-- START OF Items --
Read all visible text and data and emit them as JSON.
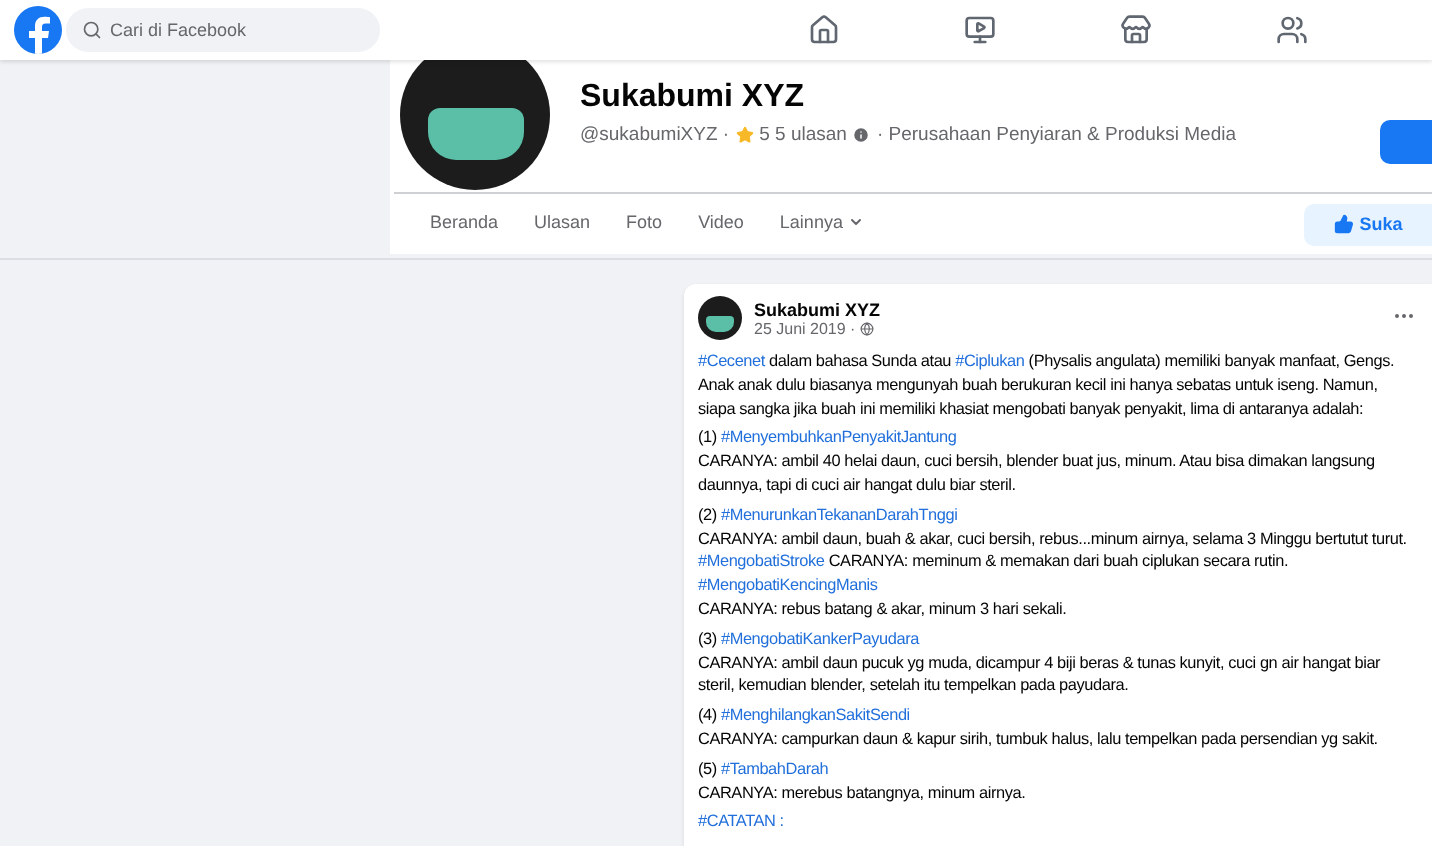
{
  "topbar": {
    "search": {
      "placeholder": "Cari di Facebook"
    }
  },
  "page": {
    "name": "Sukabumi XYZ",
    "handle": "@sukabumiXYZ ·",
    "rating": "5",
    "reviews": "5 ulasan",
    "category": "· Perusahaan Penyiaran & Produksi Media"
  },
  "tabs": [
    {
      "label": "Beranda",
      "selected": false,
      "kind": "tab"
    },
    {
      "label": "Ulasan",
      "selected": false,
      "kind": "tab"
    },
    {
      "label": "Foto",
      "selected": false,
      "kind": "tab"
    },
    {
      "label": "Video",
      "selected": false,
      "kind": "tab"
    },
    {
      "label": "Lainnya",
      "selected": false,
      "kind": "menu"
    }
  ],
  "like_button": {
    "label": "Suka"
  },
  "post": {
    "author": "Sukabumi XYZ",
    "date": "25 Juni 2019 ·",
    "paragraphs": [
      [
        [
          {
            "text": "#Cecenet",
            "link": true
          },
          {
            "text": " dalam bahasa Sunda atau ",
            "link": false
          },
          {
            "text": "#Ciplukan",
            "link": true
          },
          {
            "text": " (Physalis angulata) memiliki banyak manfaat, Gengs. Anak anak dulu biasanya mengunyah buah berukuran kecil ini hanya sebatas untuk iseng. Namun, siapa sangka jika buah ini memiliki khasiat mengobati banyak penyakit, lima di antaranya adalah:",
            "link": false
          }
        ]
      ],
      [
        [
          {
            "text": "(1) ",
            "link": false
          },
          {
            "text": "#MenyembuhkanPenyakitJantung",
            "link": true
          }
        ],
        [
          {
            "text": "CARANYA: ambil 40 helai daun, cuci bersih, blender buat jus, minum. Atau bisa dimakan langsung daunnya, tapi di cuci air hangat dulu biar steril.",
            "link": false
          }
        ]
      ],
      [
        [
          {
            "text": "(2) ",
            "link": false
          },
          {
            "text": "#MenurunkanTekananDarahTnggi",
            "link": true
          }
        ],
        [
          {
            "text": "CARANYA: ambil daun, buah & akar, cuci bersih, rebus...minum airnya, selama 3 Minggu bertutut turut. ",
            "link": false
          },
          {
            "text": "#MengobatiStroke",
            "link": true
          },
          {
            "text": " CARANYA: meminum & memakan dari buah ciplukan secara rutin.",
            "link": false
          }
        ],
        [
          {
            "text": "#MengobatiKencingManis",
            "link": true
          }
        ],
        [
          {
            "text": "CARANYA: rebus batang & akar, minum 3 hari sekali.",
            "link": false
          }
        ]
      ],
      [
        [
          {
            "text": "(3) ",
            "link": false
          },
          {
            "text": "#MengobatiKankerPayudara",
            "link": true
          }
        ],
        [
          {
            "text": "CARANYA: ambil daun pucuk yg muda, dicampur 4 biji beras & tunas kunyit, cuci gn air hangat biar steril, kemudian blender, setelah itu tempelkan pada payudara.",
            "link": false
          }
        ]
      ],
      [
        [
          {
            "text": "(4) ",
            "link": false
          },
          {
            "text": "#MenghilangkanSakitSendi",
            "link": true
          }
        ],
        [
          {
            "text": "CARANYA: campurkan daun & kapur sirih, tumbuk halus, lalu tempelkan pada persendian yg sakit.",
            "link": false
          }
        ]
      ],
      [
        [
          {
            "text": "(5) ",
            "link": false
          },
          {
            "text": "#TambahDarah",
            "link": true
          }
        ],
        [
          {
            "text": "CARANYA: merebus batangnya, minum airnya.",
            "link": false
          }
        ]
      ],
      [
        [
          {
            "text": "#CATATAN :",
            "link": true
          }
        ]
      ]
    ]
  }
}
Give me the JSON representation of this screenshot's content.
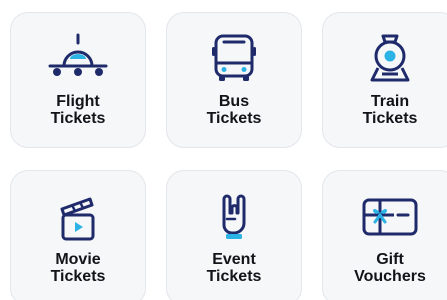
{
  "colors": {
    "icon_navy": "#1f2a6b",
    "icon_accent": "#2bb3e6",
    "tile_bg": "#f6f7f9",
    "label_text": "#111418"
  },
  "tiles": [
    {
      "icon": "airplane-icon",
      "line1": "Flight",
      "line2": "Tickets"
    },
    {
      "icon": "bus-icon",
      "line1": "Bus",
      "line2": "Tickets"
    },
    {
      "icon": "train-icon",
      "line1": "Train",
      "line2": "Tickets"
    },
    {
      "icon": "clapperboard-icon",
      "line1": "Movie",
      "line2": "Tickets"
    },
    {
      "icon": "rock-hand-icon",
      "line1": "Event",
      "line2": "Tickets"
    },
    {
      "icon": "gift-card-icon",
      "line1": "Gift",
      "line2": "Vouchers"
    }
  ]
}
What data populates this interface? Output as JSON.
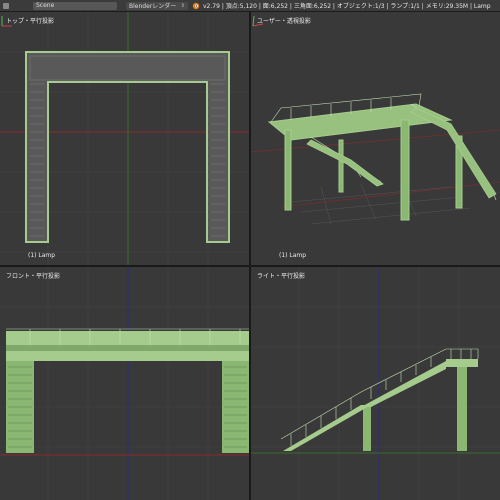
{
  "header": {
    "scene_label": "Scene",
    "engine_label": "Blenderレンダー",
    "stats": "v2.79 | 頂点:5,120 | 面:6,252 | 三角面:6,252 | オブジェクト:1/3 | ランプ:1/1 | メモリ:29.35M | Lamp"
  },
  "viewports": {
    "top": {
      "title": "トップ・平行投影",
      "object": "(1) Lamp"
    },
    "user": {
      "title": "ユーザー・透視投影",
      "object": "(1) Lamp"
    },
    "front": {
      "title": "フロント・平行投影"
    },
    "right": {
      "title": "ライト・平行投影"
    }
  },
  "colors": {
    "background": "#393939",
    "grid": "#404040",
    "model": "#a5cc8d",
    "model_dark": "#7fa86a",
    "axis_x": "#8a2a2a",
    "axis_y": "#3b6b2a",
    "axis_z": "#2c2c8a"
  }
}
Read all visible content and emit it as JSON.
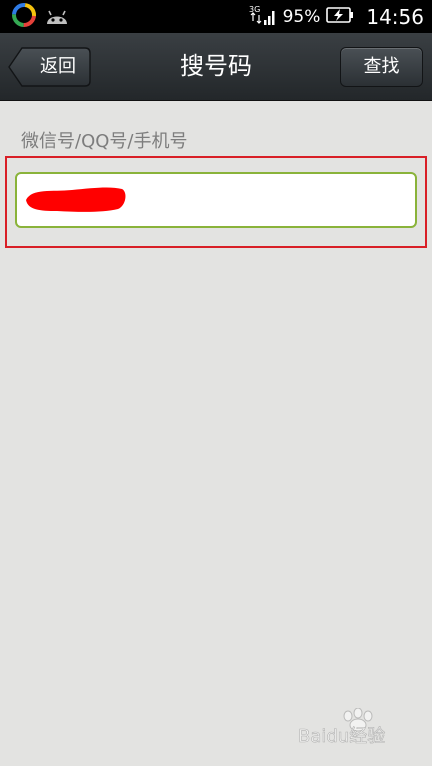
{
  "status_bar": {
    "network": "3G",
    "battery_percent": "95%",
    "time": "14:56",
    "icons": [
      "wandoujia-app-icon",
      "android-robot-icon",
      "signal-icon",
      "battery-charging-icon"
    ]
  },
  "title_bar": {
    "back_label": "返回",
    "title": "搜号码",
    "find_label": "查找"
  },
  "search": {
    "label": "微信号/QQ号/手机号",
    "value": "",
    "value_redacted": true
  },
  "colors": {
    "title_bar": "#2d3236",
    "background": "#e3e3e1",
    "input_border": "#8ab33a",
    "highlight": "#d91f26",
    "redaction": "#ff0000"
  },
  "watermark": {
    "text": "Baidu经验"
  }
}
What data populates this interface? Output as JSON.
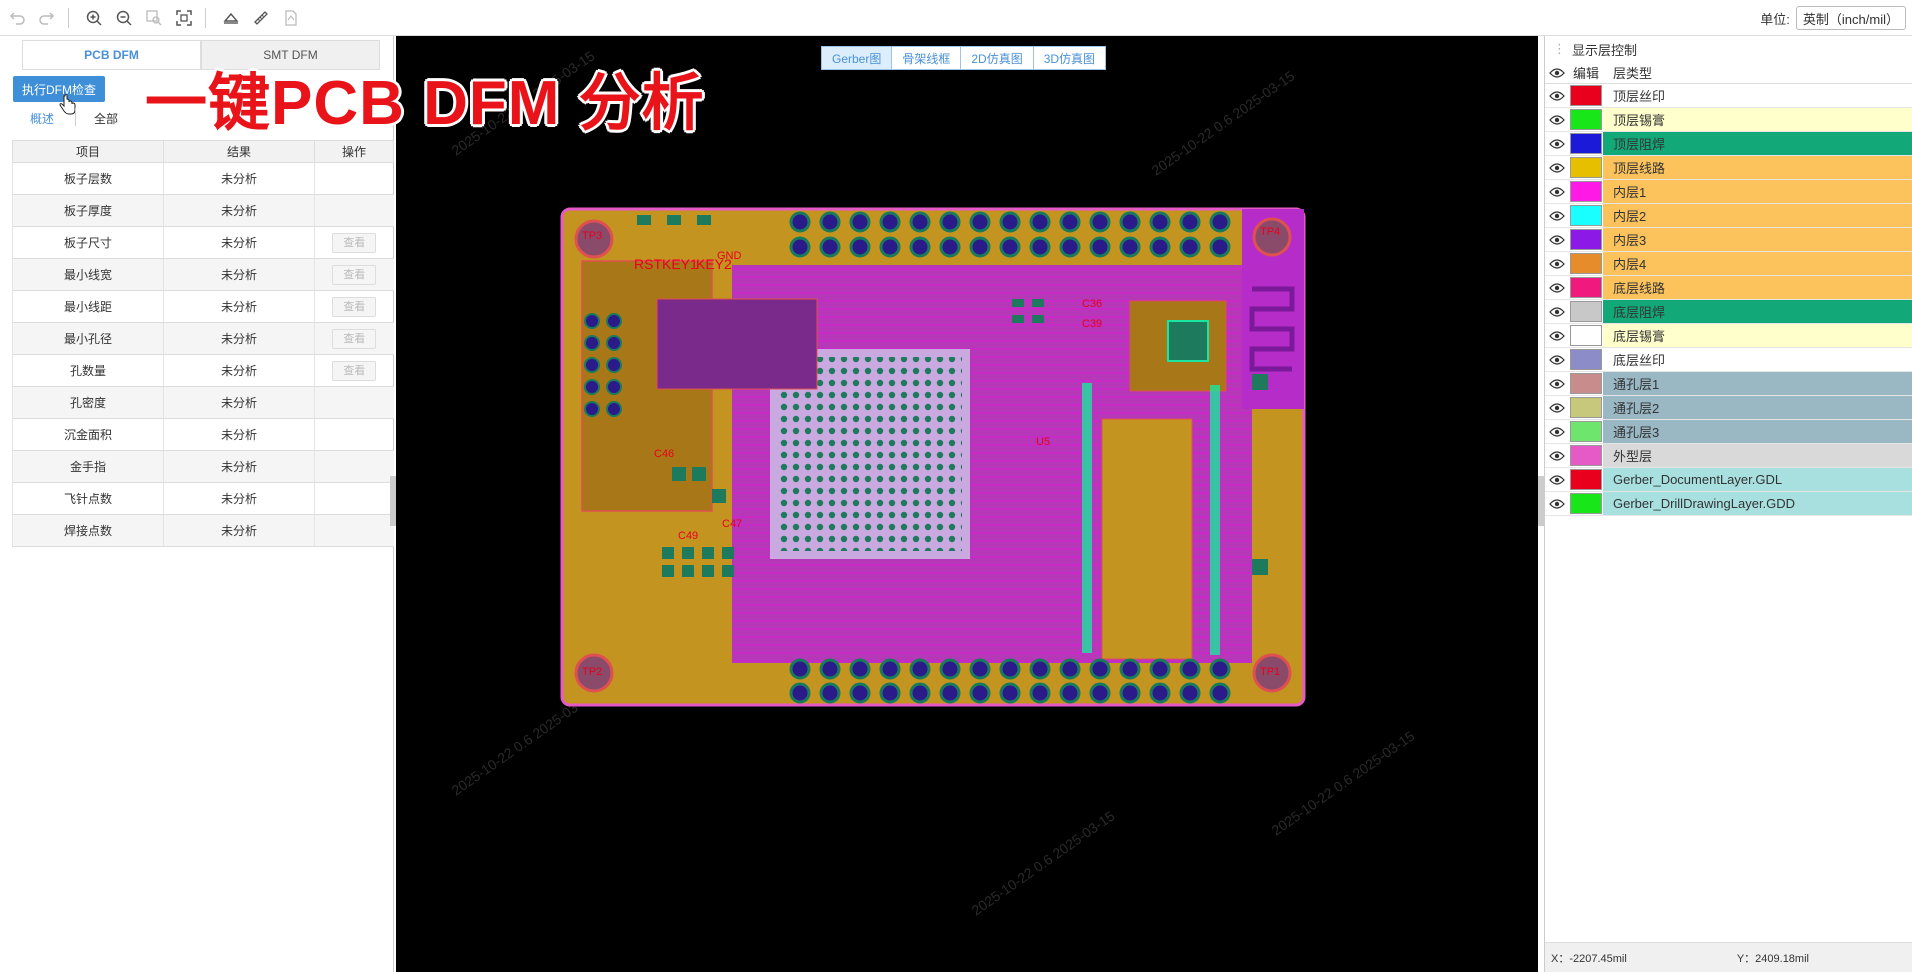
{
  "toolbar": {
    "icons": [
      "undo-icon",
      "redo-icon",
      "zoom-in-icon",
      "zoom-out-icon",
      "zoom-window-icon",
      "fit-view-icon",
      "stack-icon",
      "measure-icon",
      "pdf-icon"
    ]
  },
  "unit": {
    "label": "单位:",
    "value": "英制（inch/mil）"
  },
  "left": {
    "tabs": [
      "PCB DFM",
      "SMT DFM"
    ],
    "active_tab": 0,
    "run_button": "执行DFM检查",
    "sub_tabs": [
      "概述",
      "全部"
    ],
    "table": {
      "headers": [
        "项目",
        "结果",
        "操作"
      ],
      "rows": [
        {
          "item": "板子层数",
          "result": "未分析",
          "action": ""
        },
        {
          "item": "板子厚度",
          "result": "未分析",
          "action": ""
        },
        {
          "item": "板子尺寸",
          "result": "未分析",
          "action": "查看"
        },
        {
          "item": "最小线宽",
          "result": "未分析",
          "action": "查看"
        },
        {
          "item": "最小线距",
          "result": "未分析",
          "action": "查看"
        },
        {
          "item": "最小孔径",
          "result": "未分析",
          "action": "查看"
        },
        {
          "item": "孔数量",
          "result": "未分析",
          "action": "查看"
        },
        {
          "item": "孔密度",
          "result": "未分析",
          "action": ""
        },
        {
          "item": "沉金面积",
          "result": "未分析",
          "action": ""
        },
        {
          "item": "金手指",
          "result": "未分析",
          "action": ""
        },
        {
          "item": "飞针点数",
          "result": "未分析",
          "action": ""
        },
        {
          "item": "焊接点数",
          "result": "未分析",
          "action": ""
        }
      ]
    }
  },
  "overlay_title": "一键PCB DFM 分析",
  "view_tabs": [
    "Gerber图",
    "骨架线框",
    "2D仿真图",
    "3D仿真图"
  ],
  "active_view": 0,
  "right": {
    "title": "显示层控制",
    "headers": {
      "edit": "编辑",
      "type": "层类型"
    },
    "layers": [
      {
        "name": "顶层丝印",
        "color": "#e8001c",
        "bg": "#ffffff"
      },
      {
        "name": "顶层锡膏",
        "color": "#19e619",
        "bg": "#ffffcc"
      },
      {
        "name": "顶层阻焊",
        "color": "#1a1ad8",
        "bg": "#12a878"
      },
      {
        "name": "顶层线路",
        "color": "#e6c000",
        "bg": "#fcc35c"
      },
      {
        "name": "内层1",
        "color": "#ff19e6",
        "bg": "#fcc35c"
      },
      {
        "name": "内层2",
        "color": "#19ffff",
        "bg": "#fcc35c"
      },
      {
        "name": "内层3",
        "color": "#8c19e6",
        "bg": "#fcc35c"
      },
      {
        "name": "内层4",
        "color": "#e68c2a",
        "bg": "#fcc35c"
      },
      {
        "name": "底层线路",
        "color": "#f0197d",
        "bg": "#fcc35c"
      },
      {
        "name": "底层阻焊",
        "color": "#c8c8c8",
        "bg": "#12a878"
      },
      {
        "name": "底层锡膏",
        "color": "#ffffff",
        "bg": "#ffffcc"
      },
      {
        "name": "底层丝印",
        "color": "#8c8cc8",
        "bg": "#ffffff"
      },
      {
        "name": "通孔层1",
        "color": "#c88c8c",
        "bg": "#9ab8c4"
      },
      {
        "name": "通孔层2",
        "color": "#c8c87d",
        "bg": "#9ab8c4"
      },
      {
        "name": "通孔层3",
        "color": "#6ee66e",
        "bg": "#9ab8c4"
      },
      {
        "name": "外型层",
        "color": "#e65ac8",
        "bg": "#d9d9d9"
      },
      {
        "name": "Gerber_DocumentLayer.GDL",
        "color": "#e8001c",
        "bg": "#a8e0e0"
      },
      {
        "name": "Gerber_DrillDrawingLayer.GDD",
        "color": "#19e619",
        "bg": "#a8e0e0"
      }
    ],
    "coords": {
      "x": "X：-2207.45mil",
      "y": "Y：2409.18mil"
    }
  },
  "pcb": {
    "labels": [
      "TP3",
      "TP4",
      "TP2",
      "TP1",
      "RST",
      "KEY1",
      "KEY2",
      "GND",
      "U5",
      "C36",
      "C39",
      "C47",
      "C46",
      "C49"
    ]
  },
  "watermark": "2025-10-22 0.6 2025-03-15"
}
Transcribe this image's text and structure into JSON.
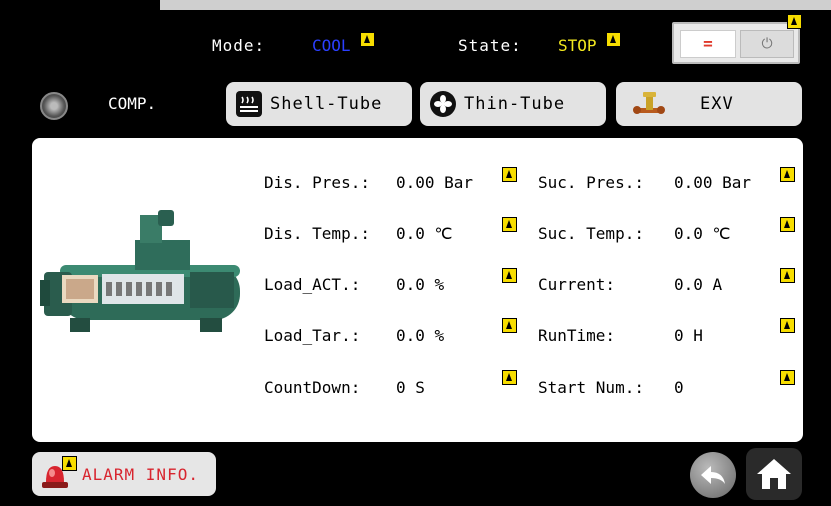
{
  "header": {
    "mode_label": "Mode:",
    "mode_value": "COOL",
    "state_label": "State:",
    "state_value": "STOP",
    "power_on_symbol": "=",
    "power_off_symbol": "⏻"
  },
  "nav": {
    "comp_label": "COMP.",
    "tabs": [
      {
        "label": "Shell-Tube",
        "icon": "heater-icon"
      },
      {
        "label": "Thin-Tube",
        "icon": "fan-icon"
      },
      {
        "label": "EXV",
        "icon": "valve-icon"
      }
    ]
  },
  "params": {
    "left": [
      {
        "label": "Dis. Pres.:",
        "value": "0.00 Bar"
      },
      {
        "label": "Dis. Temp.:",
        "value": "0.0 ℃"
      },
      {
        "label": "Load_ACT.:",
        "value": "0.0 %"
      },
      {
        "label": "Load_Tar.:",
        "value": "0.0 %"
      },
      {
        "label": "CountDown:",
        "value": "0 S"
      }
    ],
    "right": [
      {
        "label": "Suc. Pres.:",
        "value": "0.00 Bar"
      },
      {
        "label": "Suc. Temp.:",
        "value": "0.0 ℃"
      },
      {
        "label": "Current:",
        "value": "0.0 A"
      },
      {
        "label": "RunTime:",
        "value": "0 H"
      },
      {
        "label": "Start Num.:",
        "value": "0"
      }
    ]
  },
  "footer": {
    "alarm_label": "ALARM INFO."
  },
  "colors": {
    "mode": "#2b3fff",
    "state": "#f2e81f",
    "alarm": "#d8252f",
    "warning": "#f7dd00"
  }
}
-- END OF Items --
» **Task requirements**:
Check each line of the data above for the word "Read" and say how many lines have it. Give the number alone.

» **Full response**:
2